WHAT YOU WILL DO
Give the data below again exactly as it stands. Omit the pictures.

DATA TO PROCESS
## start

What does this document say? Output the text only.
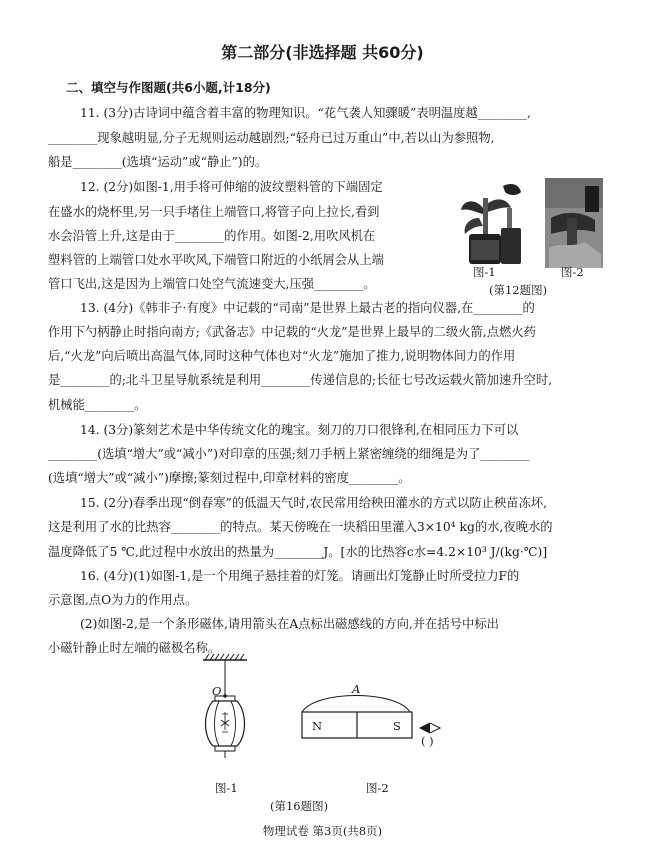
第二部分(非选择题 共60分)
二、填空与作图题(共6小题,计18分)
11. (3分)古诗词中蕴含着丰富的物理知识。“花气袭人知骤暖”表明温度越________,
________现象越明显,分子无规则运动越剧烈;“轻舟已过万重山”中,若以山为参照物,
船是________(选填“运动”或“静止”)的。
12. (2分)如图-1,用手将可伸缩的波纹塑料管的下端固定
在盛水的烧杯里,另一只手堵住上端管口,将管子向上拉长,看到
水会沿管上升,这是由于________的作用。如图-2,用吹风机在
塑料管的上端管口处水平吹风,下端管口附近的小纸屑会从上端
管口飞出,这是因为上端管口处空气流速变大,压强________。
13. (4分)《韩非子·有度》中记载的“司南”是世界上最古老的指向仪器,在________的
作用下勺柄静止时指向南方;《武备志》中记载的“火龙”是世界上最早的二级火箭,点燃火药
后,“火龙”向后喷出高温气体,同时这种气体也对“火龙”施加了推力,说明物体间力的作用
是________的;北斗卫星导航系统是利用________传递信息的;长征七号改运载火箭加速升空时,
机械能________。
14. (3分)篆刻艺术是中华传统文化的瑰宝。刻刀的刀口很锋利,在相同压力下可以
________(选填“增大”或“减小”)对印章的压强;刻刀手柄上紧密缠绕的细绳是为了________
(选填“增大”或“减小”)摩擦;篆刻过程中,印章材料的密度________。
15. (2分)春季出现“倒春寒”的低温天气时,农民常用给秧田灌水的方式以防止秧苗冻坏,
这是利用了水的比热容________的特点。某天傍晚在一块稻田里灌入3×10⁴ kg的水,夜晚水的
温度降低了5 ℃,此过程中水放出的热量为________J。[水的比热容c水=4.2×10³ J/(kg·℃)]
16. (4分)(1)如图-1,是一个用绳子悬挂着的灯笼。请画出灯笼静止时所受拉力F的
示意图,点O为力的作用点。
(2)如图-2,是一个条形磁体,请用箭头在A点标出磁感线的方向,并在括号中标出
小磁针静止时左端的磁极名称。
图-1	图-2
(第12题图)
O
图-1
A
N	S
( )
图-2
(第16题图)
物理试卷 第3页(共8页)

## end

SOLUTION TO THIS TASK
What does this document say? Output the text only.
第二部分(非选择题 共60分)
二、填空与作图题(共6小题,计18分)
11. (3分)古诗词中蕴含着丰富的物理知识。“花气袭人知骤暖”表明温度越________,
________现象越明显,分子无规则运动越剧烈;“轻舟已过万重山”中,若以山为参照物,
船是________(选填“运动”或“静止”)的。
12. (2分)如图-1,用手将可伸缩的波纹塑料管的下端固定
在盛水的烧杯里,另一只手堵住上端管口,将管子向上拉长,看到
水会沿管上升,这是由于________的作用。如图-2,用吹风机在
塑料管的上端管口处水平吹风,下端管口附近的小纸屑会从上端
管口飞出,这是因为上端管口处空气流速变大,压强________。
13. (4分)《韩非子·有度》中记载的“司南”是世界上最古老的指向仪器,在________的
作用下勺柄静止时指向南方;《武备志》中记载的“火龙”是世界上最早的二级火箭,点燃火药
后,“火龙”向后喷出高温气体,同时这种气体也对“火龙”施加了推力,说明物体间力的作用
是________的;北斗卫星导航系统是利用________传递信息的;长征七号改运载火箭加速升空时,
机械能________。
14. (3分)篆刻艺术是中华传统文化的瑰宝。刻刀的刀口很锋利,在相同压力下可以
________(选填“增大”或“减小”)对印章的压强;刻刀手柄上紧密缠绕的细绳是为了________
(选填“增大”或“减小”)摩擦;篆刻过程中,印章材料的密度________。
15. (2分)春季出现“倒春寒”的低温天气时,农民常用给秧田灌水的方式以防止秧苗冻坏,
这是利用了水的比热容________的特点。某天傍晚在一块稻田里灌入3×10⁴ kg的水,夜晚水的
温度降低了5 ℃,此过程中水放出的热量为________J。[水的比热容c水=4.2×10³ J/(kg·℃)]
16. (4分)(1)如图-1,是一个用绳子悬挂着的灯笼。请画出灯笼静止时所受拉力F的
示意图,点O为力的作用点。
(2)如图-2,是一个条形磁体,请用箭头在A点标出磁感线的方向,并在括号中标出
小磁针静止时左端的磁极名称。
图-1	图-2
(第12题图)
O
图-1
A
N	S
( )
图-2
(第16题图)
物理试卷 第3页(共8页)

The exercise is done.